◆ **WORK TO COMPLETE**: Turn all of the lines below into a numbered list, skipping blank lines and leaving out the pictures.

◆ **DATA ROWS**:

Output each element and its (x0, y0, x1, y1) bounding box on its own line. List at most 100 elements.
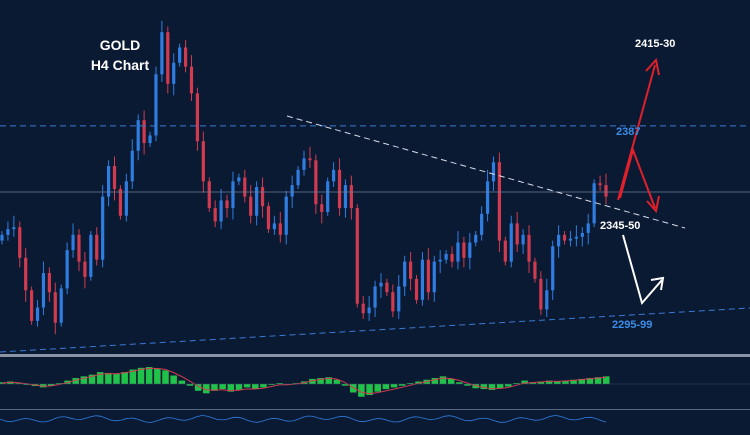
candle-body (71, 234, 75, 251)
candle-body (302, 158, 306, 170)
candle-body (195, 93, 200, 142)
candle-body (527, 234, 531, 262)
candle-body (580, 232, 584, 237)
candle-body (178, 47, 182, 63)
candle-body (444, 253, 448, 260)
candle-body (77, 234, 81, 262)
candle-body (290, 185, 294, 197)
candle-body (0, 234, 4, 241)
macd-signal-line (1, 367, 607, 395)
projection-arrows (617, 57, 665, 306)
candle-body (59, 288, 63, 323)
candle-body (148, 135, 152, 144)
macd-bar (358, 384, 365, 397)
candle-body (278, 223, 282, 235)
macd-bar (96, 372, 104, 384)
macd-bar (562, 380, 569, 384)
candle-body (604, 185, 608, 197)
candle-body (592, 183, 596, 224)
candle-body (426, 259, 430, 293)
macd-bar (276, 383, 284, 384)
candle-body (201, 141, 205, 182)
candle-body (491, 162, 496, 182)
panel-separator (0, 354, 750, 357)
candle-body (598, 183, 602, 186)
candle-body (35, 307, 40, 321)
macd-bar (317, 378, 324, 384)
macd-bar (349, 384, 357, 393)
candle-body (521, 234, 525, 245)
candle-body (142, 120, 146, 144)
candle-body (391, 292, 395, 312)
candle-body (408, 261, 413, 279)
candle-body (296, 169, 300, 186)
macd-bar (219, 384, 226, 390)
macd-bar (235, 384, 243, 390)
macd-bar (145, 367, 153, 384)
candle-body (101, 196, 105, 260)
macd-bar (121, 372, 128, 384)
candle-body (361, 303, 365, 314)
candle-body (515, 223, 519, 245)
candle-body (213, 208, 217, 222)
level-label-2345-50: 2345-50 (600, 220, 640, 232)
candle-body (385, 282, 389, 293)
candle-body (237, 177, 241, 182)
macd-bar (137, 367, 145, 384)
candle-body (249, 196, 253, 216)
candle-body (95, 234, 99, 260)
macd-bar (178, 380, 186, 384)
candle-body (154, 74, 158, 136)
level-label-2295-99: 2295-99 (612, 319, 652, 331)
panel-separator-2 (0, 409, 750, 410)
candle-body (397, 286, 401, 312)
macd-bar (80, 376, 88, 384)
candle-body (403, 261, 407, 287)
candle-body (438, 259, 442, 262)
ascending-trendline (0, 307, 750, 353)
bullish-arrow-head (645, 57, 660, 76)
candle-body (314, 160, 318, 205)
chart-subtitle: H4 Chart (91, 57, 150, 73)
candle-body (118, 188, 123, 216)
candle-body (450, 253, 454, 262)
candle-body (243, 177, 247, 197)
macd-bar (105, 372, 112, 384)
candle-body (503, 240, 507, 262)
macd-bar (186, 384, 194, 386)
macd-bar (243, 384, 251, 388)
oscillator-line (0, 415, 607, 423)
candle-body (255, 187, 259, 216)
bearish-projection-arrow (619, 146, 656, 209)
macd-bar (513, 383, 520, 384)
macd-bar (129, 369, 137, 384)
candle-body (47, 273, 51, 293)
macd-bar (521, 380, 528, 384)
macd-bar (529, 382, 537, 384)
candle-body (367, 307, 371, 314)
candle-body (136, 120, 140, 151)
candle-body (574, 236, 578, 239)
macd-bar (496, 384, 504, 389)
bearish-arrow-head (646, 195, 660, 214)
macd-bar (447, 378, 455, 384)
candle-body (420, 259, 425, 300)
macd-bar (23, 384, 30, 385)
macd-bar (15, 383, 22, 384)
candle-body (6, 229, 10, 235)
macd-histogram (0, 367, 610, 397)
candle-body (586, 223, 590, 233)
macd-bar (325, 377, 332, 384)
candle-body (41, 273, 46, 308)
macd-bar (88, 374, 96, 384)
candle-body (432, 261, 436, 293)
candle-body (266, 206, 271, 230)
macd-bar (203, 384, 210, 394)
candle-body (509, 223, 513, 262)
price-candles (0, 20, 608, 335)
macd-bar (162, 370, 169, 384)
candle-body (562, 234, 567, 241)
macd-bar (594, 377, 602, 384)
macd-bar (390, 384, 398, 388)
candle-body (308, 158, 312, 161)
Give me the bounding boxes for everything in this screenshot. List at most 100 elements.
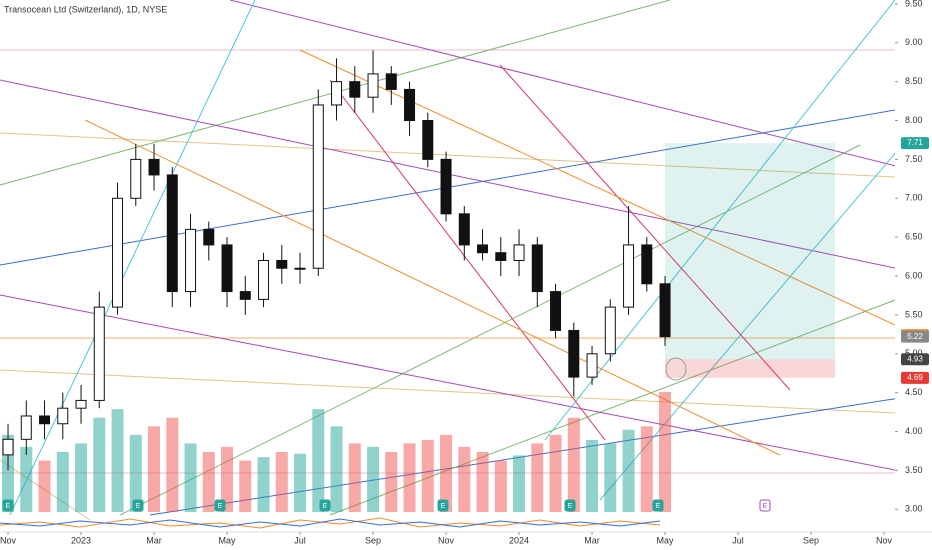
volume-bar [458,446,471,512]
x-tick-label: Sep [365,535,381,545]
candle-body [404,88,416,122]
volume-bar [440,434,453,512]
earnings-label: E [441,503,446,510]
annotation-circle [665,357,687,381]
target-zone [665,143,835,360]
volume-bar [586,440,599,512]
candle-body [586,353,598,378]
price-label: 4.93 [907,354,923,363]
candle-body [659,283,671,338]
volume-bar [184,443,197,512]
x-tick-label: Jul [732,535,744,545]
volume-bar [494,460,507,512]
y-tick-label: 4.00 [905,426,923,436]
volume-bar [312,409,325,512]
earnings-marker [319,499,331,512]
y-tick-label: 3.00 [905,504,923,514]
stop-zone [665,359,835,378]
y-tick-label: 4.50 [905,387,923,397]
y-tick-label: 7.00 [905,193,923,203]
volume-bar [403,443,416,512]
x-tick-label: 2023 [71,535,91,545]
earnings-label: E [136,503,141,510]
candle-body [148,158,160,176]
earnings-marker [437,499,449,512]
candle-body [203,228,215,246]
candle-body [367,73,379,98]
y-tick-label: 8.50 [905,76,923,86]
series-layer [2,50,835,512]
y-axis-panel [895,0,932,550]
candle-body [20,415,32,440]
volume-bar [513,455,526,512]
earnings-label: E [763,503,768,510]
volume-bar [367,446,380,512]
x-tick-label: Mar [584,535,600,545]
price-label-bg [901,371,929,384]
volume-bar [111,409,124,512]
candle-body [477,244,489,254]
volume-bar [348,443,361,512]
price-label: 5.22 [907,332,923,341]
candle-body [331,81,343,106]
volume-bar [421,440,434,512]
candle-body [2,438,14,456]
candle-body [166,174,178,293]
volume-bar [202,452,215,512]
indicator [0,518,661,528]
candle-body [57,407,69,425]
volume-bar [93,417,106,512]
price-label-bg [901,330,929,343]
volume-bar [221,446,234,512]
volume-bar [549,434,562,512]
candle-body [349,81,361,98]
earnings-marker [2,499,14,512]
volume-bar [659,392,672,512]
volume-bar [622,429,635,512]
volume-bar [257,457,270,512]
earnings-marker [132,499,144,512]
candle-body [294,267,306,270]
y-tick-label: 9.50 [905,0,923,8]
volume-bar [275,452,288,512]
volume-bar [330,426,343,512]
chart-title: Transocean Ltd (Switzerland), 1D, NYSE [4,4,167,14]
candle-body [513,244,525,261]
candle-body [422,120,434,160]
volume-bar [294,453,307,512]
candle-body [185,228,197,293]
price-label-bg [901,353,929,366]
earnings-label: E [218,503,223,510]
volume-bar [604,443,617,512]
x-tick-label: May [219,535,237,545]
candle-body [258,259,270,300]
y-tick-label: 8.00 [905,115,923,125]
earnings-label: E [6,503,11,510]
y-tick-label: 6.00 [905,270,923,280]
volume-bar [38,460,51,512]
volume-bar [531,443,544,512]
candle-body [531,244,543,293]
volume-bar [129,434,142,512]
x-tick-label: Jul [294,535,306,545]
earnings-marker [214,499,226,512]
earnings-marker [652,499,664,512]
volume-bar [166,417,179,512]
candle-body [75,399,87,409]
candle-body [239,291,251,300]
candle-body [312,104,324,269]
candle-body [39,415,51,425]
volume-bar [385,452,398,512]
y-tick-label: 9.00 [905,37,923,47]
price-label: 7.71 [907,138,923,147]
candle-body [440,158,452,215]
price-label: 4.69 [907,373,923,382]
volume-bar [567,417,580,512]
x-tick-label: Nov [0,535,17,545]
candle-body [568,329,580,378]
volume-bar [75,443,88,512]
volume-bar [20,446,33,512]
x-tick-label: Nov [438,535,455,545]
candle-body [276,259,288,269]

◆ **WORKED SOLUTION**:
1. Output each element and its (x0, y0, x1, y1) bounding box on its own line. List at most 100 elements.
2. candle-body (71, 234, 75, 251)
3. candle-body (302, 158, 306, 170)
4. candle-body (195, 93, 200, 142)
5. candle-body (527, 234, 531, 262)
6. candle-body (580, 232, 584, 237)
7. candle-body (178, 47, 182, 63)
8. candle-body (444, 253, 448, 260)
9. candle-body (77, 234, 81, 262)
10. candle-body (290, 185, 294, 197)
11. candle-body (0, 234, 4, 241)
12. macd-signal-line (1, 367, 607, 395)
13. projection-arrows (617, 57, 665, 306)
14. candle-body (59, 288, 63, 323)
15. candle-body (148, 135, 152, 144)
16. macd-bar (358, 384, 365, 397)
17. candle-body (278, 223, 282, 235)
18. macd-bar (96, 372, 104, 384)
19. macd-bar (562, 380, 569, 384)
20. candle-body (604, 185, 608, 197)
21. candle-body (592, 183, 596, 224)
22. candle-body (426, 259, 430, 293)
23. macd-bar (276, 383, 284, 384)
24. candle-body (201, 141, 205, 182)
25. candle-body (491, 162, 496, 182)
26. panel-separator (0, 354, 750, 357)
27. candle-body (598, 183, 602, 186)
28. candle-body (35, 307, 40, 321)
29. macd-bar (317, 378, 324, 384)
30. macd-bar (349, 384, 357, 393)
31. candle-body (521, 234, 525, 245)
32. candle-body (142, 120, 146, 144)
33. candle-body (391, 292, 395, 312)
34. candle-body (408, 261, 413, 279)
35. candle-body (296, 169, 300, 186)
36. macd-bar (219, 384, 226, 390)
37. macd-bar (235, 384, 243, 390)
38. macd-bar (145, 367, 153, 384)
39. candle-body (101, 196, 105, 260)
40. macd-bar (121, 372, 128, 384)
41. candle-body (361, 303, 365, 314)
42. candle-body (515, 223, 519, 245)
43. candle-body (213, 208, 217, 222)
44. level-label-2345-50: 2345-50 (600, 220, 640, 232)
45. candle-body (385, 282, 389, 293)
46. candle-body (237, 177, 241, 182)
47. macd-bar (137, 367, 145, 384)
48. candle-body (249, 196, 253, 216)
49. candle-body (95, 234, 99, 260)
50. macd-bar (178, 380, 186, 384)
51. candle-body (154, 74, 158, 136)
52. level-label-2295-99: 2295-99 (612, 319, 652, 331)
53. panel-separator-2 (0, 409, 750, 410)
54. candle-body (397, 286, 401, 312)
55. macd-bar (80, 376, 88, 384)
56. candle-body (403, 261, 407, 287)
57. candle-body (438, 259, 442, 262)
58. ascending-trendline (0, 307, 750, 353)
59. bullish-arrow-head (645, 57, 660, 76)
60. candle-body (314, 160, 318, 205)
61. chart-subtitle: H4 Chart (91, 57, 150, 73)
62. candle-body (118, 188, 123, 216)
63. candle-body (450, 253, 454, 262)
64. candle-body (243, 177, 247, 197)
65. macd-bar (105, 372, 112, 384)
66. candle-body (503, 240, 507, 262)
67. macd-bar (186, 384, 194, 386)
68. macd-bar (243, 384, 251, 388)
69. oscillator-line (0, 415, 607, 423)
70. candle-body (255, 187, 259, 216)
71. bearish-projection-arrow (619, 146, 656, 209)
72. macd-bar (513, 383, 520, 384)
73. macd-bar (129, 369, 137, 384)
74. candle-body (47, 273, 51, 293)
75. macd-bar (521, 380, 528, 384)
76. macd-bar (529, 382, 537, 384)
77. candle-body (367, 307, 371, 314)
78. candle-body (136, 120, 140, 151)
79. candle-body (574, 236, 578, 239)
80. macd-bar (496, 384, 504, 389)
81. bearish-arrow-head (646, 195, 660, 214)
82. macd-bar (447, 378, 455, 384)
83. candle-body (420, 259, 425, 300)
84. macd-bar (23, 384, 30, 385)
85. macd-bar (15, 383, 22, 384)
86. candle-body (6, 229, 10, 235)
87. macd-histogram (0, 367, 610, 397)
88. candle-body (586, 223, 590, 233)
89. macd-bar (325, 377, 332, 384)
90. candle-body (41, 273, 46, 308)
91. macd-bar (88, 374, 96, 384)
92. candle-body (432, 261, 436, 293)
93. candle-body (266, 206, 271, 230)
94. macd-bar (203, 384, 210, 394)
95. candle-body (509, 223, 513, 262)
96. price-candles (0, 20, 608, 335)
97. macd-bar (162, 370, 169, 384)
98. candle-body (562, 234, 567, 241)
99. macd-bar (594, 377, 602, 384)
100. macd-bar (390, 384, 398, 388)
101. candle-body (308, 158, 312, 161)
102. Give me the bounding boxes for everything in this screenshot. List at most 100 elements.
103. volume-bar [458,446,471,512]
104. x-tick-label: Sep [365,535,381,545]
105. candle-body [404,88,416,122]
106. volume-bar [440,434,453,512]
107. earnings-label: E [441,503,446,510]
108. annotation-circle [665,357,687,381]
109. target-zone [665,143,835,360]
110. volume-bar [586,440,599,512]
111. candle-body [586,353,598,378]
112. price-label: 4.93 [907,354,923,363]
113. candle-body [659,283,671,338]
114. volume-bar [184,443,197,512]
115. x-tick-label: Jul [732,535,744,545]
116. volume-bar [494,460,507,512]
117. y-tick-label: 4.00 [905,426,923,436]
118. volume-bar [312,409,325,512]
119. earnings-marker [319,499,331,512]
120. y-tick-label: 3.00 [905,504,923,514]
121. stop-zone [665,359,835,378]
122. y-tick-label: 4.50 [905,387,923,397]
123. y-tick-label: 7.00 [905,193,923,203]
124. volume-bar [403,443,416,512]
125. x-tick-label: 2023 [71,535,91,545]
126. earnings-label: E [136,503,141,510]
127. candle-body [148,158,160,176]
128. earnings-marker [437,499,449,512]
129. candle-body [203,228,215,246]
130. candle-body [367,73,379,98]
131. y-tick-label: 8.50 [905,76,923,86]
132. series-layer [2,50,835,512]
133. y-axis-panel [895,0,932,550]
134. candle-body [20,415,32,440]
135. volume-bar [513,455,526,512]
136. earnings-label: E [763,503,768,510]
137. volume-bar [367,446,380,512]
138. x-tick-label: Mar [584,535,600,545]
139. price-label-bg [901,371,929,384]
140. volume-bar [111,409,124,512]
141. candle-body [477,244,489,254]
142. volume-bar [348,443,361,512]
143. price-label: 5.22 [907,332,923,341]
144. candle-body [331,81,343,106]
145. volume-bar [421,440,434,512]
146. candle-body [2,438,14,456]
147. candle-body [166,174,178,293]
148. volume-bar [202,452,215,512]
149. indicator [0,518,661,528]
150. candle-body [57,407,69,425]
151. volume-bar [93,417,106,512]
152. price-label-bg [901,330,929,343]
153. volume-bar [221,446,234,512]
154. volume-bar [549,434,562,512]
155. candle-body [349,81,361,98]
156. earnings-marker [2,499,14,512]
157. volume-bar [659,392,672,512]
158. volume-bar [622,429,635,512]
159. volume-bar [257,457,270,512]
160. earnings-marker [132,499,144,512]
161. candle-body [294,267,306,270]
162. y-tick-label: 9.50 [905,0,923,8]
163. volume-bar [275,452,288,512]
164. volume-bar [330,426,343,512]
165. chart-title: Transocean Ltd (Switzerland), 1D, NYSE [4,4,167,14]
166. candle-body [513,244,525,261]
167. candle-body [422,120,434,160]
168. volume-bar [294,453,307,512]
169. candle-body [185,228,197,293]
170. price-label-bg [901,353,929,366]
171. earnings-label: E [218,503,223,510]
172. volume-bar [604,443,617,512]
173. x-tick-label: May [219,535,237,545]
174. candle-body [258,259,270,300]
175. y-tick-label: 8.00 [905,115,923,125]
176. earnings-label: E [6,503,11,510]
177. y-tick-label: 6.00 [905,270,923,280]
178. volume-bar [38,460,51,512]
179. volume-bar [531,443,544,512]
180. candle-body [531,244,543,293]
181. volume-bar [129,434,142,512]
182. x-tick-label: Jul [294,535,306,545]
183. earnings-marker [214,499,226,512]
184. earnings-marker [652,499,664,512]
185. volume-bar [166,417,179,512]
186. candle-body [75,399,87,409]
187. candle-body [239,291,251,300]
188. candle-body [312,104,324,269]
189. candle-body [39,415,51,425]
190. volume-bar [385,452,398,512]
191. y-tick-label: 9.00 [905,37,923,47]
192. price-label: 7.71 [907,138,923,147]
193. candle-body [440,158,452,215]
194. price-label: 4.69 [907,373,923,382]
195. volume-bar [567,417,580,512]
196. x-tick-label: Nov [0,535,17,545]
197. candle-body [568,329,580,378]
198. volume-bar [75,443,88,512]
199. volume-bar [20,446,33,512]
200. x-tick-label: Nov [438,535,455,545]
201. candle-body [276,259,288,269]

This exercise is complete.